EXCERTO DA PÁGINA:
++++++++
Se houve uma combinação verdadeiramente simbiótica no início e meados da década de 90, foi a dos beat ’em ups com as séries animadas da Marvel Comics, transmitidas sobretudo na SIC, nas manhãs e no final das tardes durante a semana. X-Men, Iron Man, The Incredible Hulk e Spider-Man foram apenas alguns desses exemplos marcantes. Jogos como Wolverine: Adamantium Rage, Venom & Spider-Man: Separation Anxiety e X-Men 2: Clone Wars, além de funcionarem como complemento natural às séries, ofereciam-nos beat ’em ups sólidos e envolventes, mesmo numa época em que as ruas eram dominadas por Streets of Rage e Final Fight.
Avançamos algumas décadas e, num género que muitos de nós julgávamos perdido, há que reconhecer que foi a DotEmu quem permitiu que a pancadaria voltasse a ser “fixe”. Desde que co-desenvolveu e publicou o incrível Streets of Rage 4, revitalizou por completo o género, e não tardaram a chegar jogos aclamados da empresa, tais como Teenage Mutant Ninja Turtles: Shredder’s Revenge, e uma série de novas e antigas IPs que despertaram das cinzas, tais os diversos jogos da série Double Dragon.
++++++++
EXERCÍCIOS:
1 – Responda a partir do texto sobre os beat ’em ups:
(a) Em que canal eram transmitidas sobretudo as séries animadas da Marvel Comics?
(b) Que jogos dominavam as ruas na época referida?
(c) Que jogo a DotEmu co-desenvolveu e publicou?
2 – Reproduza, no texto sobre os beat ’em ups, o trecho desde "Avançamos algumas décadas" até "série Double Dragon.".

CONJUNTO DE REGISTOS:
++++++++
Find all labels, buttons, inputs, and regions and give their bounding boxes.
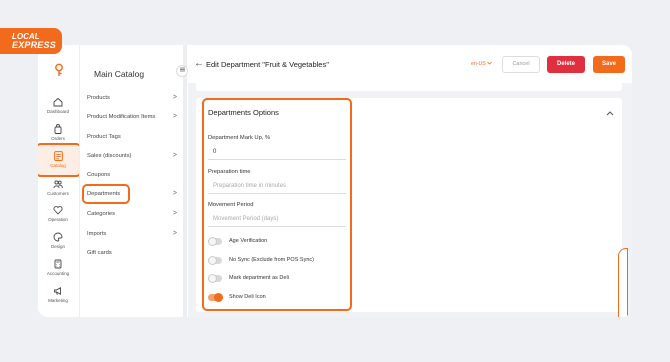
menu-item-label: Product Tags [87,134,121,140]
menu-item-label: Imports [87,231,107,237]
toggle-knob [208,256,217,265]
chevron-up-icon[interactable] [606,110,614,116]
menu-item-label: Departments [87,191,121,197]
page-title: Edit Department "Fruit & Vegetables" [206,60,329,69]
brand-line-2: EXPRESS [12,40,56,50]
rail-label: Customers [47,191,69,196]
markup-label: Department Mark Up, % [208,135,271,141]
chevron-right-icon: > [172,94,177,101]
back-arrow-icon[interactable]: ← [194,58,204,69]
menu-item-label: Sales (discounts) [87,153,132,159]
menu-item-product-tags[interactable]: Product Tags [87,130,179,144]
menu-item-product-modification-items[interactable]: Product Modification Items > [87,110,179,124]
chevron-right-icon: > [172,190,177,197]
rail-label: Marketing [48,298,68,303]
heart-icon [53,206,63,215]
rail-label: Design [50,244,65,249]
rail-item-marketing[interactable]: Marketing [38,286,78,312]
movement-period-label: Movement Period [208,202,254,208]
rail-item-catalog[interactable]: Catalog [38,150,78,176]
panel-divider [183,45,187,317]
toggle-label: Show Deli Icon [229,294,266,300]
rail-item-dashboard[interactable]: Dashboard [38,97,78,123]
megaphone-icon [54,287,61,295]
toggle-switch[interactable] [208,293,223,302]
toggle-switch[interactable] [208,256,222,265]
menu-title: Main Catalog [94,69,145,79]
menu-item-categories[interactable]: Categories > [87,207,179,221]
toggle-knob [214,293,223,302]
icon-rail: Dashboard Orders Catalog Customers Opera… [38,45,82,317]
menu-item-gift-cards[interactable]: Gift cards [87,246,179,260]
toggle-switch[interactable] [208,274,222,283]
home-icon [53,97,63,107]
chevron-down-icon [487,61,492,65]
page-header: ← Edit Department "Fruit & Vegetables" e… [188,45,632,83]
side-panel-handle[interactable] [618,248,628,317]
menu-item-label: Categories [87,211,116,217]
toggle-knob [208,237,217,246]
chevron-right-icon: > [172,152,177,159]
rail-item-operation[interactable]: Operation [38,205,78,231]
menu-item-products[interactable]: Products > [87,91,179,105]
toggle-label: Age Verification [229,238,268,244]
menu-item-label: Products [87,95,110,101]
cancel-button[interactable]: Cancel [502,56,540,73]
previous-card [196,83,622,91]
menu-item-coupons[interactable]: Coupons [87,168,179,182]
bag-icon [54,124,62,134]
clipboard-icon [53,151,63,161]
content-area: Departments Options Department Mark Up, … [188,83,632,317]
rail-label: Orders [51,136,65,141]
movement-period-input[interactable]: Movement Period (days) [208,212,346,227]
app-window: Dashboard Orders Catalog Customers Opera… [38,45,632,317]
markup-input[interactable]: 0 [208,145,346,160]
menu-item-label: Coupons [87,172,111,178]
catalog-menu: Main Catalog Products > Product Modifica… [79,45,182,317]
rail-label: Accounting [46,271,70,276]
rail-label: Catalog [50,163,66,168]
language-value: en-US [471,61,486,67]
rail-item-design[interactable]: Design [38,232,78,258]
rail-item-customers[interactable]: Customers [38,179,78,205]
language-selector[interactable]: en-US [471,61,492,67]
card-title: Departments Options [208,108,279,117]
toggle-switch[interactable] [208,237,222,246]
chevron-right-icon: > [172,230,177,237]
chevron-right-icon: > [172,113,177,120]
rail-label: Operation [48,217,68,222]
prep-time-input[interactable]: Preparation time in minutes [208,179,346,194]
rail-item-orders[interactable]: Orders [38,124,78,150]
brand-logo: LOCAL EXPRESS [0,28,62,54]
menu-item-departments[interactable]: Departments > [87,187,179,201]
chevron-right-icon: > [172,210,177,217]
menu-item-label: Product Modification Items [87,114,156,120]
menu-item-sales-discounts[interactable]: Sales (discounts) > [87,149,179,163]
menu-lines-icon [179,67,185,72]
rail-item-accounting[interactable]: Accounting [38,259,78,285]
palette-icon [53,232,63,242]
toggle-label: No Sync (Exclude from POS Sync) [229,257,314,263]
collapse-menu-button[interactable] [176,65,188,77]
departments-options-card: Departments Options Department Mark Up, … [196,98,628,317]
rail-label: Dashboard [46,109,69,114]
toggle-label: Mark department as Deli [229,275,289,281]
menu-item-imports[interactable]: Imports > [87,227,179,241]
delete-button[interactable]: Delete [547,56,585,73]
menu-item-label: Gift cards [87,250,112,256]
calculator-icon [54,259,62,269]
prep-time-label: Preparation time [208,169,251,175]
save-button[interactable]: Save [593,56,625,73]
users-icon [53,180,63,189]
brand-mark-icon [55,63,63,76]
toggle-knob [208,274,217,283]
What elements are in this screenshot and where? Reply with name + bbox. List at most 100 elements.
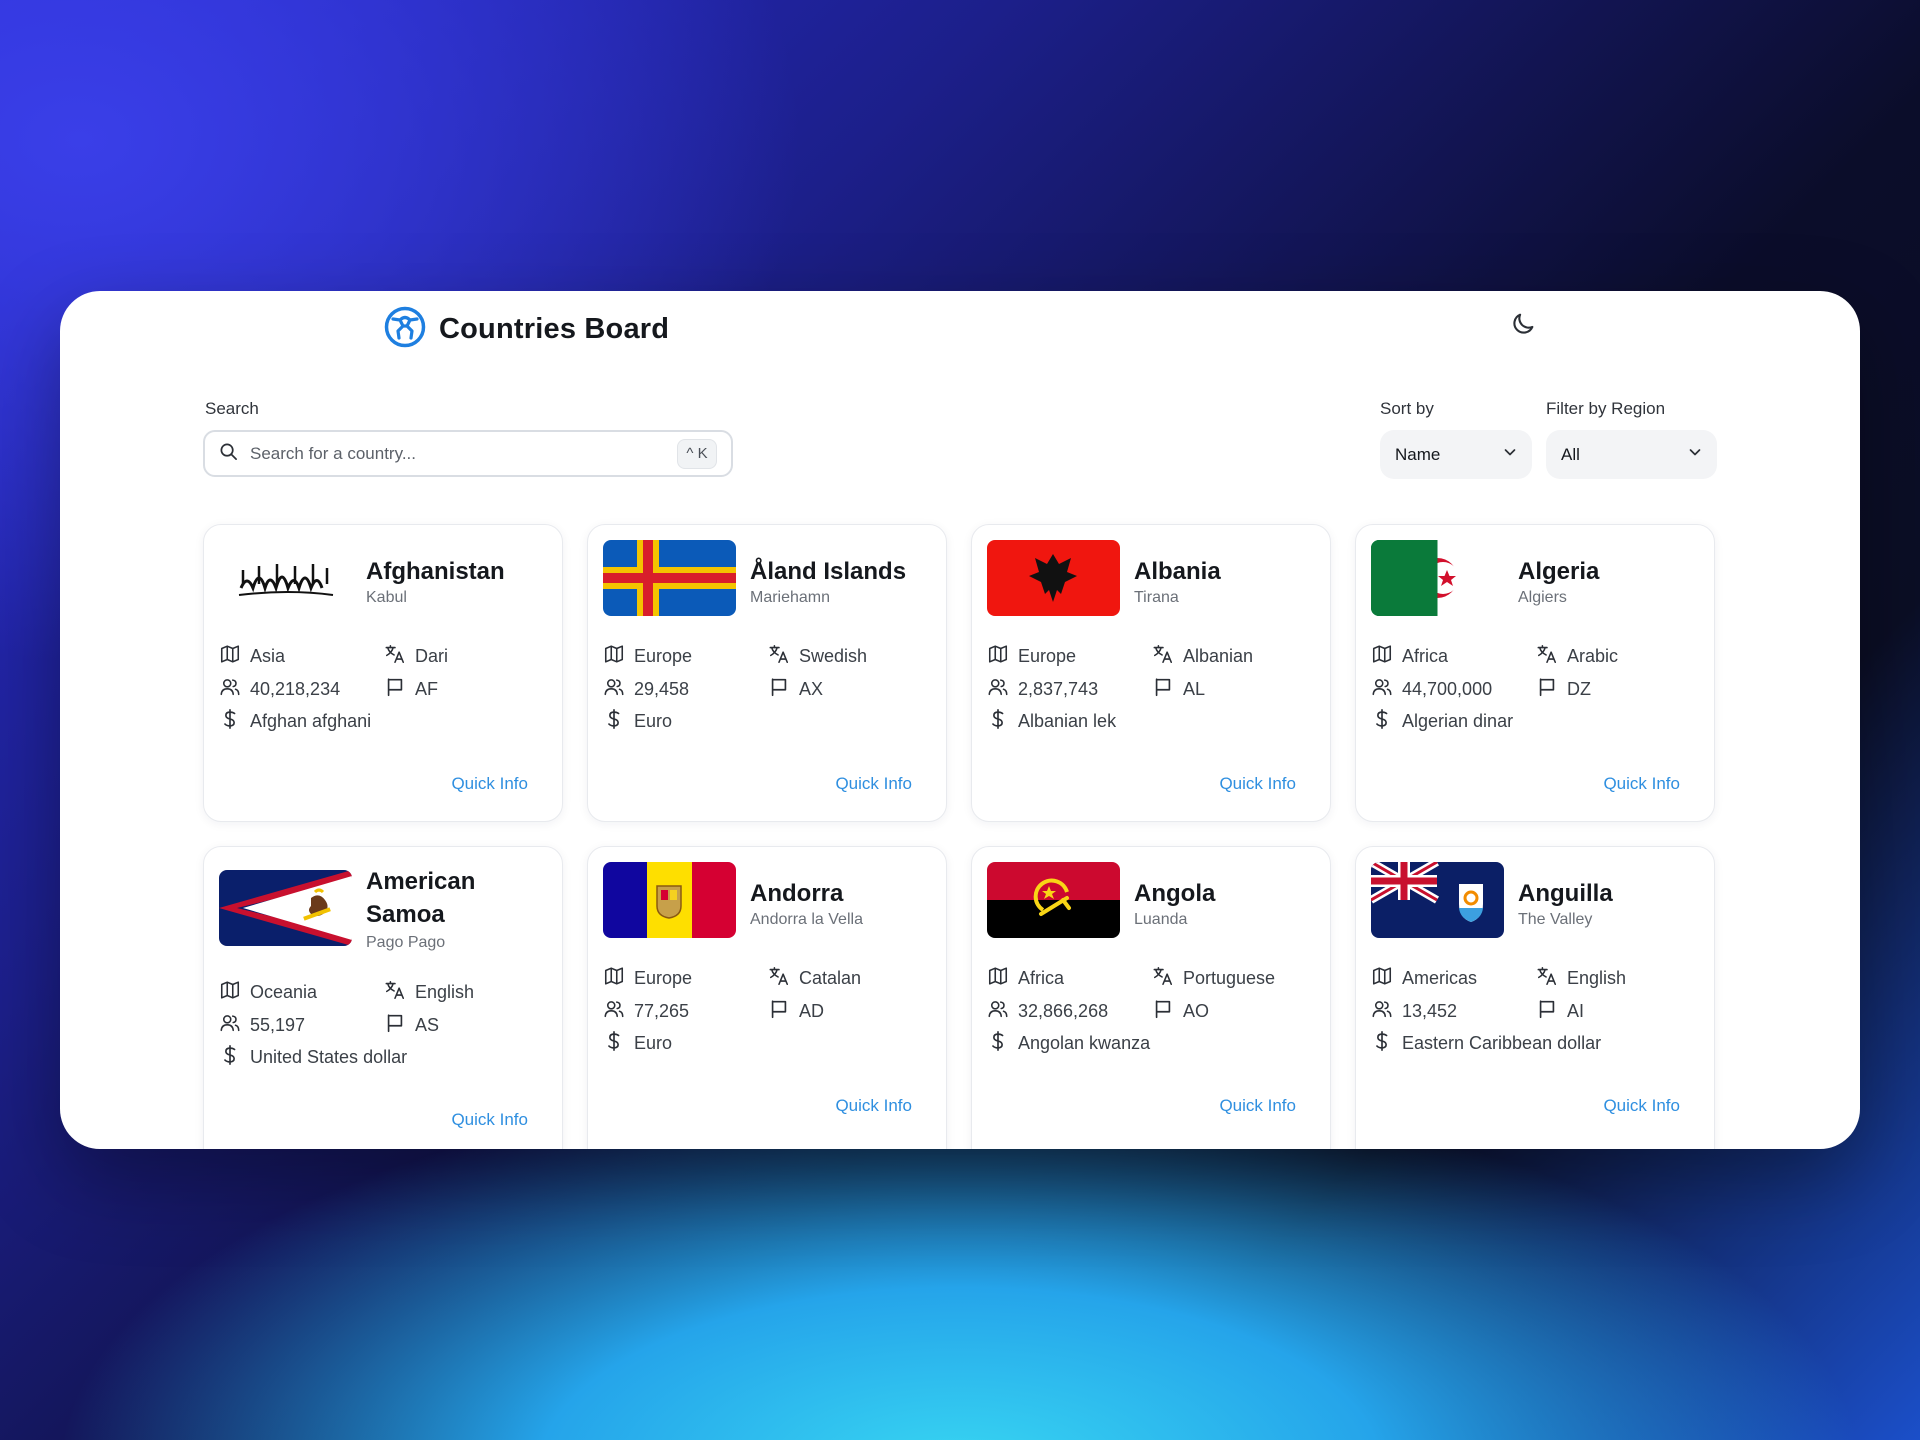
++++++++
RESPOSTAS AOS EXERCÍCIOS:
1 –
(a) Na SIC.
(b) Streets of Rage e Final Fight.
(c) Streets of Rage 4.

2 –
Avançamos algumas décadas e, num género que muitos de nós julgávamos perdido, há que reconhecer que foi a DotEmu quem permitiu que a pancadaria voltasse a ser “fixe”. Desde que co-desenvolveu e publicou o incrível Streets of Rage 4, revitalizou por completo o género, e não tardaram a chegar jogos aclamados da empresa, tais como Teenage Mutant Ninja Turtles: Shredder’s Revenge, e uma série de novas e antigas IPs que despertaram das cinzas, tais os diversos jogos da série Double Dragon.